■ Task objective ■
Write the data out again, character for character, with no images.

——

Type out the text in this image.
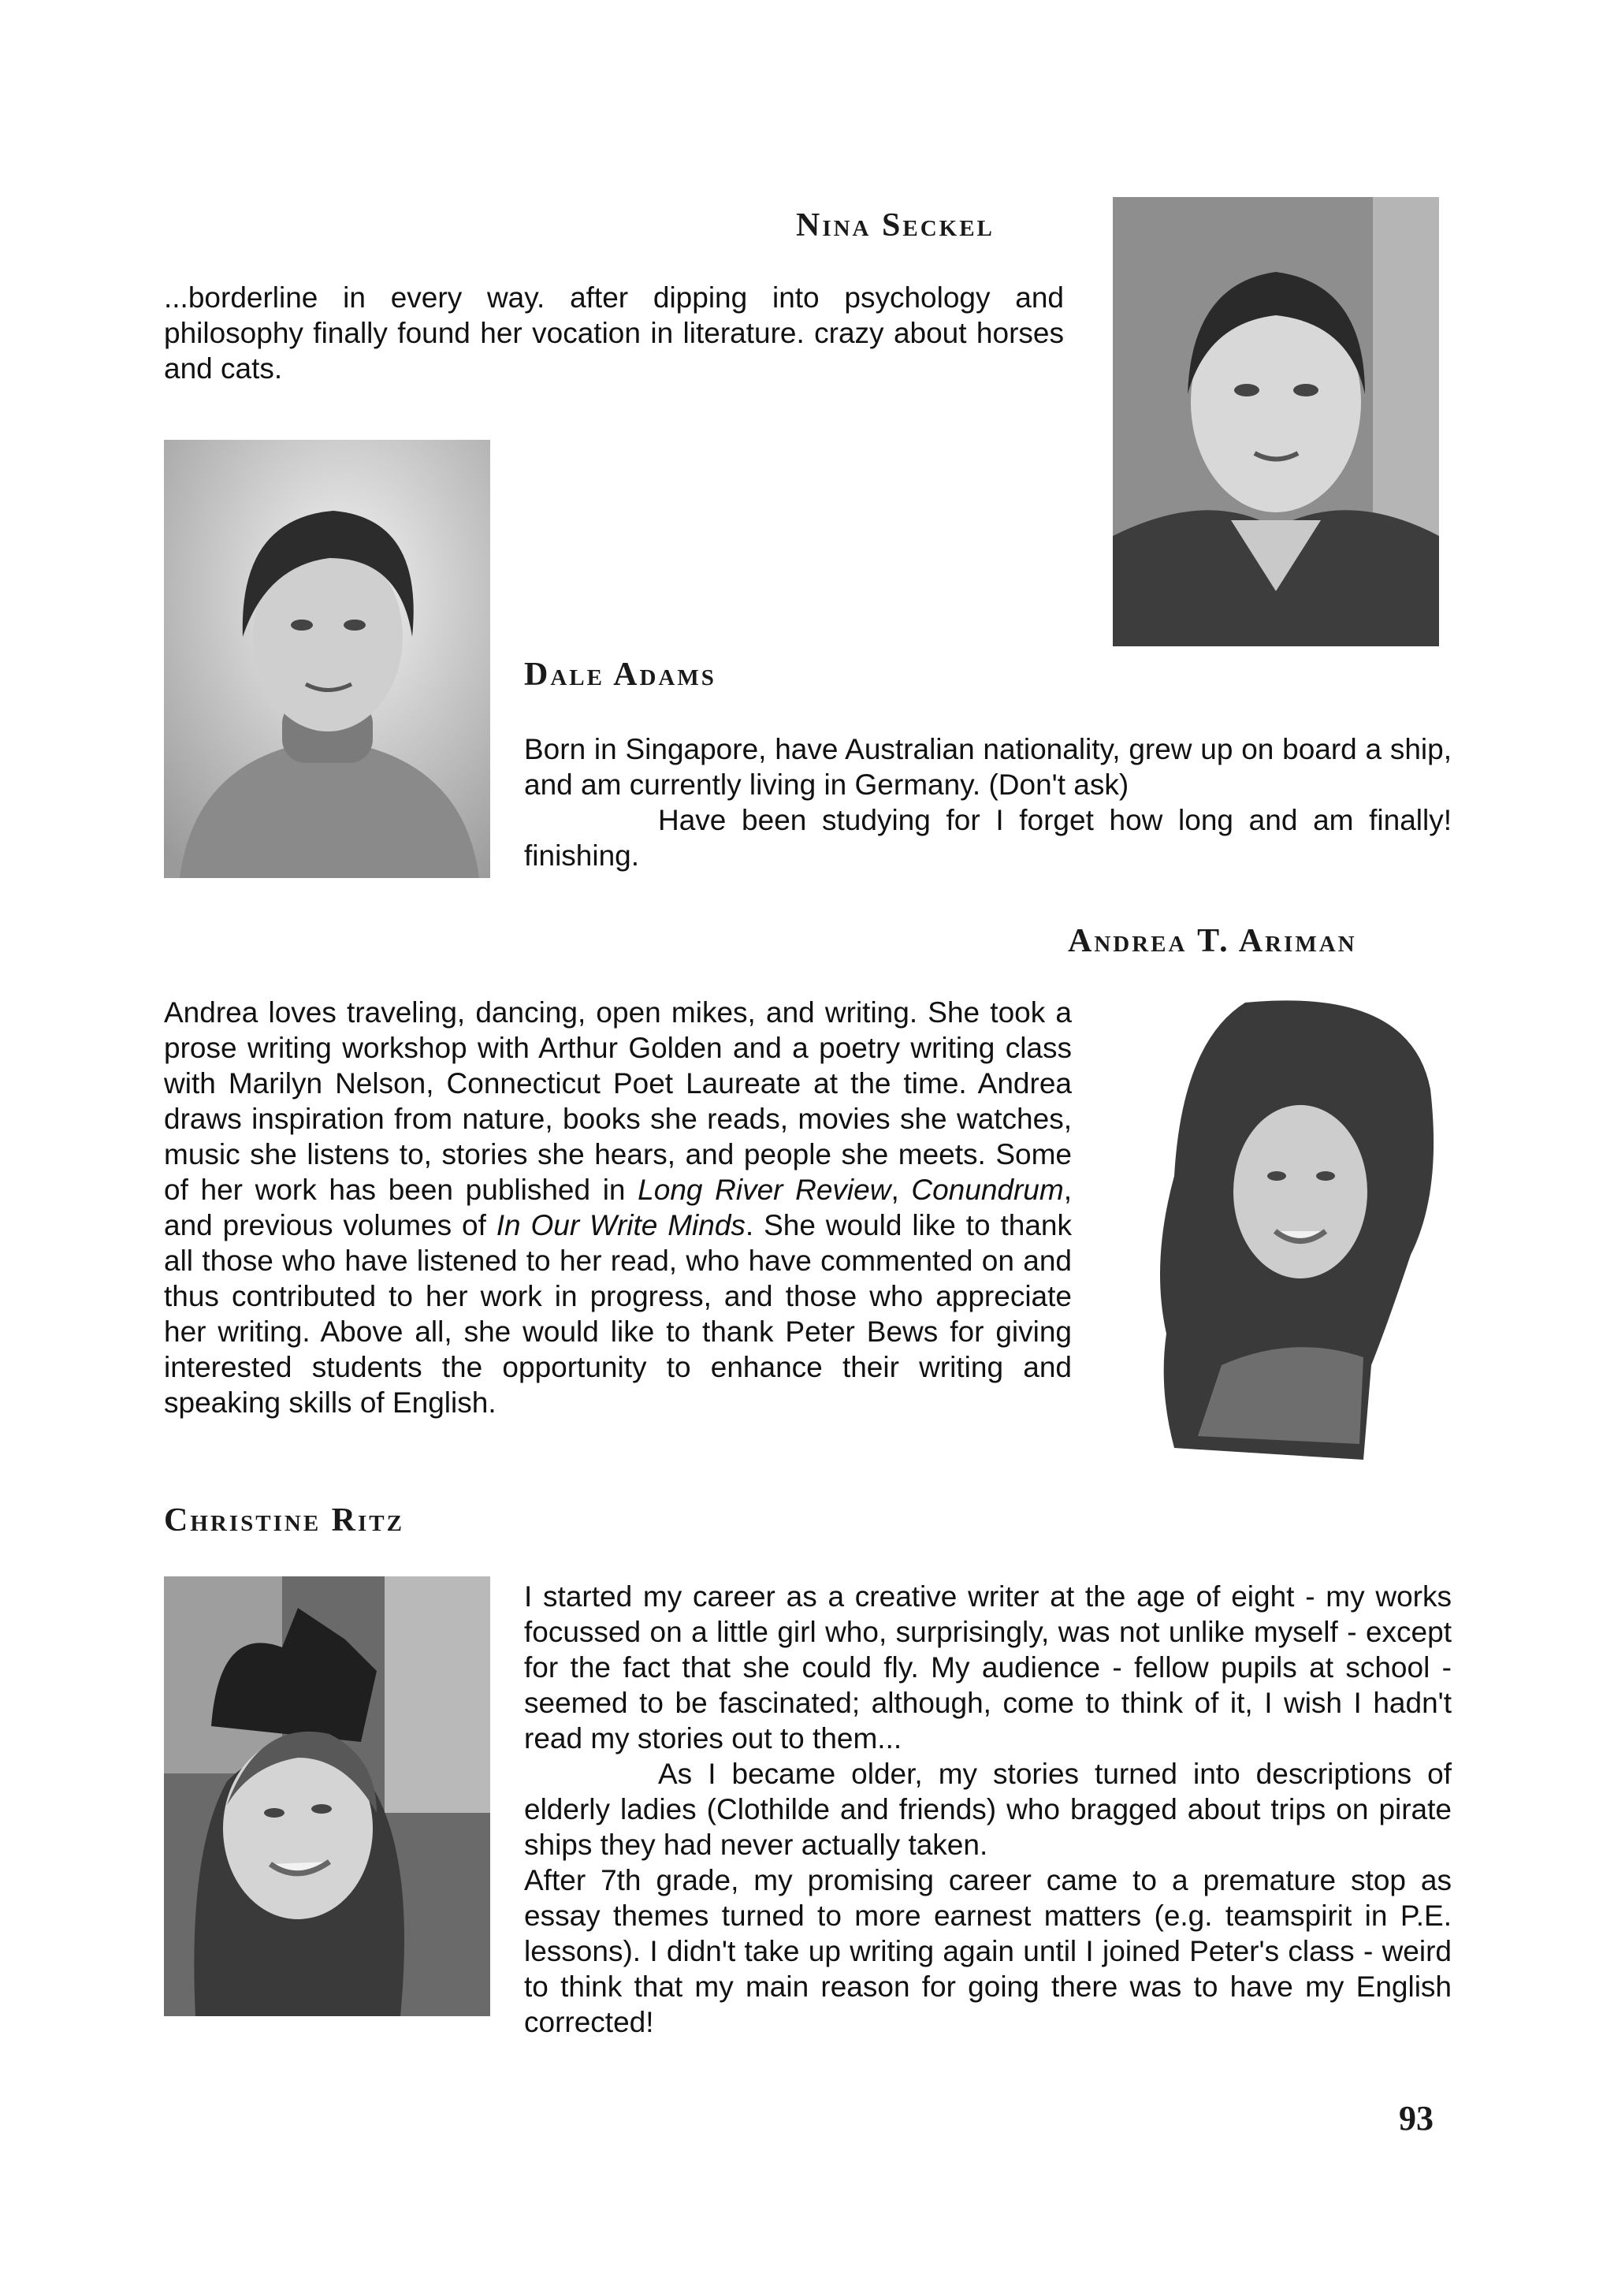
Nina Seckel

...borderline in every way. after dipping into psychology and philosophy finally found her vocation in literature. crazy about horses and cats.

Dale Adams

Born in Singapore, have Australian nationality, grew up on board a ship, and am currently living in Germany. (Don't ask)

Have been studying for I forget how long and am finally! finishing.

Andrea T. Ariman

Andrea loves traveling, dancing, open mikes, and writing. She took a prose writing workshop with Arthur Golden and a poetry writing class with Marilyn Nelson, Connecticut Poet Laureate at the time. Andrea draws inspiration from nature, books she reads, movies she watches, music she listens to, stories she hears, and people she meets. Some of her work has been published in Long River Review, Conundrum, and previous volumes of In Our Write Minds. She would like to thank all those who have listened to her read, who have commented on and thus contributed to her work in progress, and those who appreciate her writing. Above all, she would like to thank Peter Bews for giving interested students the opportunity to enhance their writing and speaking skills of English.

Christine Ritz

I started my career as a creative writer at the age of eight - my works focussed on a little girl who, surprisingly, was not unlike myself - except for the fact that she could fly. My audience - fellow pupils at school - seemed to be fascinated; although, come to think of it, I wish I hadn't read my stories out to them...

As I became older, my stories turned into descriptions of elderly ladies (Clothilde and friends) who bragged about trips on pirate ships they had never actually taken.

After 7th grade, my promising career came to a premature stop as essay themes turned to more earnest matters (e.g. teamspirit in P.E. lessons). I didn't take up writing again until I joined Peter's class - weird to think that my main reason for going there was to have my English corrected!

93
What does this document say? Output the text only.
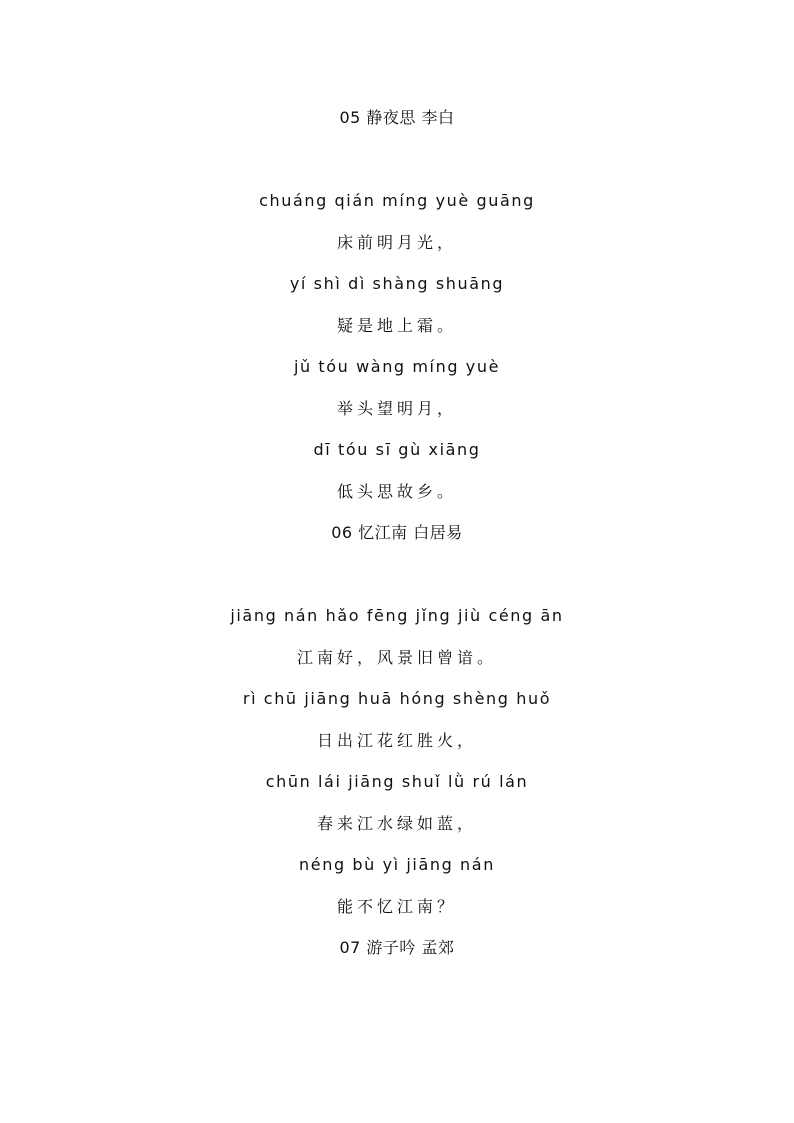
05 静夜思 李白
chuáng qián míng yuè guāng
床前明月光，
yí shì dì shàng shuāng
疑是地上霜。
jǔ tóu wàng míng yuè
举头望明月，
dī tóu sī gù xiāng
低头思故乡。
06 忆江南 白居易
jiāng nán hǎo fēng jǐng jiù céng ān
江南好，风景旧曾谙。
rì chū jiāng huā hóng shèng huǒ
日出江花红胜火，
chūn lái jiāng shuǐ lǜ rú lán
春来江水绿如蓝，
néng bù yì jiāng nán
能不忆江南？
07 游子吟 孟郊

——

■ Exercise response ■
Type out the text in this image.
Nina Seckel

...borderline in every way. after dipping into psychology and philosophy finally found her vocation in literature. crazy about horses and cats.

Dale Adams

Born in Singapore, have Australian nationality, grew up on board a ship, and am currently living in Germany. (Don't ask)

Have been studying for I forget how long and am finally! finishing.

Andrea T. Ariman

Andrea loves traveling, dancing, open mikes, and writing. She took a prose writing workshop with Arthur Golden and a poetry writing class with Marilyn Nelson, Connecticut Poet Laureate at the time. Andrea draws inspiration from nature, books she reads, movies she watches, music she listens to, stories she hears, and people she meets. Some of her work has been published in Long River Review, Conundrum, and previous volumes of In Our Write Minds. She would like to thank all those who have listened to her read, who have commented on and thus contributed to her work in progress, and those who appreciate her writing. Above all, she would like to thank Peter Bews for giving interested students the opportunity to enhance their writing and speaking skills of English.

Christine Ritz

I started my career as a creative writer at the age of eight - my works focussed on a little girl who, surprisingly, was not unlike myself - except for the fact that she could fly. My audience - fellow pupils at school - seemed to be fascinated; although, come to think of it, I wish I hadn't read my stories out to them...

As I became older, my stories turned into descriptions of elderly ladies (Clothilde and friends) who bragged about trips on pirate ships they had never actually taken.

After 7th grade, my promising career came to a premature stop as essay themes turned to more earnest matters (e.g. teamspirit in P.E. lessons). I didn't take up writing again until I joined Peter's class - weird to think that my main reason for going there was to have my English corrected!

93
What does this document say? Output the text only.
05 静夜思 李白
chuáng qián míng yuè guāng
床前明月光，
yí shì dì shàng shuāng
疑是地上霜。
jǔ tóu wàng míng yuè
举头望明月，
dī tóu sī gù xiāng
低头思故乡。
06 忆江南 白居易
jiāng nán hǎo fēng jǐng jiù céng ān
江南好，风景旧曾谙。
rì chū jiāng huā hóng shèng huǒ
日出江花红胜火，
chūn lái jiāng shuǐ lǜ rú lán
春来江水绿如蓝，
néng bù yì jiāng nán
能不忆江南？
07 游子吟 孟郊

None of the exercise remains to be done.